▶ **Your objective**
Copy out the listing that follows exactly, dropping every picture.
## Start
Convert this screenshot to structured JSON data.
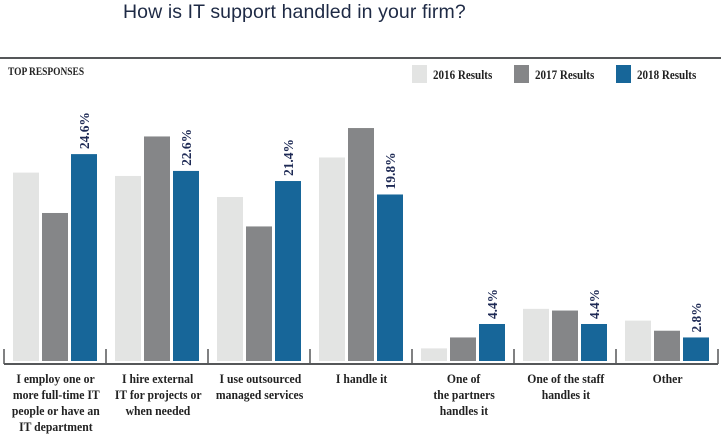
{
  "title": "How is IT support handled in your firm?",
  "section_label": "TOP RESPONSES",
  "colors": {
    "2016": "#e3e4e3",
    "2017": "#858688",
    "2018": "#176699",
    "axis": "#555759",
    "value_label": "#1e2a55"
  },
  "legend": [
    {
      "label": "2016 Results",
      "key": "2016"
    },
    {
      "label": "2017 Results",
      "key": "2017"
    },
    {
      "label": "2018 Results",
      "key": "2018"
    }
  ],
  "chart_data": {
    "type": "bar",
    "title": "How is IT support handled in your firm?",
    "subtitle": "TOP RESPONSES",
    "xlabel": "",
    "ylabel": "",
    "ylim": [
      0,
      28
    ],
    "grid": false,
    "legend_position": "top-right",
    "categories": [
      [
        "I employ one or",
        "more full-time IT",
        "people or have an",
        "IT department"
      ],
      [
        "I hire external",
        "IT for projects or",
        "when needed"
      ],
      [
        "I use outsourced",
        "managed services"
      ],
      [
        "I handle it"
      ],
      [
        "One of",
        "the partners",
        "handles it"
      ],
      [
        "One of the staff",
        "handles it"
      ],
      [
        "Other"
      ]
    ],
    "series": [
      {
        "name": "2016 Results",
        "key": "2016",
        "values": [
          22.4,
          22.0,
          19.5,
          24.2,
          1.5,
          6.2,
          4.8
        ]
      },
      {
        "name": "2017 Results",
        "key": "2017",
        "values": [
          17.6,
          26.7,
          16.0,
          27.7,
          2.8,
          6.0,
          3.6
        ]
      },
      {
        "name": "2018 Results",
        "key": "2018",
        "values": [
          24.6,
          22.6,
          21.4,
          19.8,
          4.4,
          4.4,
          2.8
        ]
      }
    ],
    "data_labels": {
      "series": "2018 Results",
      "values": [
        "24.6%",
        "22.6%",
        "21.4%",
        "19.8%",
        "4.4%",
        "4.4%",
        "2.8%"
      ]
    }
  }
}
## End
▶ **Reply to the task**
Convert this screenshot to structured JSON data.
{
  "title": "How is IT support handled in your firm?",
  "section_label": "TOP RESPONSES",
  "colors": {
    "2016": "#e3e4e3",
    "2017": "#858688",
    "2018": "#176699",
    "axis": "#555759",
    "value_label": "#1e2a55"
  },
  "legend": [
    {
      "label": "2016 Results",
      "key": "2016"
    },
    {
      "label": "2017 Results",
      "key": "2017"
    },
    {
      "label": "2018 Results",
      "key": "2018"
    }
  ],
  "chart_data": {
    "type": "bar",
    "title": "How is IT support handled in your firm?",
    "subtitle": "TOP RESPONSES",
    "xlabel": "",
    "ylabel": "",
    "ylim": [
      0,
      28
    ],
    "grid": false,
    "legend_position": "top-right",
    "categories": [
      [
        "I employ one or",
        "more full-time IT",
        "people or have an",
        "IT department"
      ],
      [
        "I hire external",
        "IT for projects or",
        "when needed"
      ],
      [
        "I use outsourced",
        "managed services"
      ],
      [
        "I handle it"
      ],
      [
        "One of",
        "the partners",
        "handles it"
      ],
      [
        "One of the staff",
        "handles it"
      ],
      [
        "Other"
      ]
    ],
    "series": [
      {
        "name": "2016 Results",
        "key": "2016",
        "values": [
          22.4,
          22.0,
          19.5,
          24.2,
          1.5,
          6.2,
          4.8
        ]
      },
      {
        "name": "2017 Results",
        "key": "2017",
        "values": [
          17.6,
          26.7,
          16.0,
          27.7,
          2.8,
          6.0,
          3.6
        ]
      },
      {
        "name": "2018 Results",
        "key": "2018",
        "values": [
          24.6,
          22.6,
          21.4,
          19.8,
          4.4,
          4.4,
          2.8
        ]
      }
    ],
    "data_labels": {
      "series": "2018 Results",
      "values": [
        "24.6%",
        "22.6%",
        "21.4%",
        "19.8%",
        "4.4%",
        "4.4%",
        "2.8%"
      ]
    }
  }
}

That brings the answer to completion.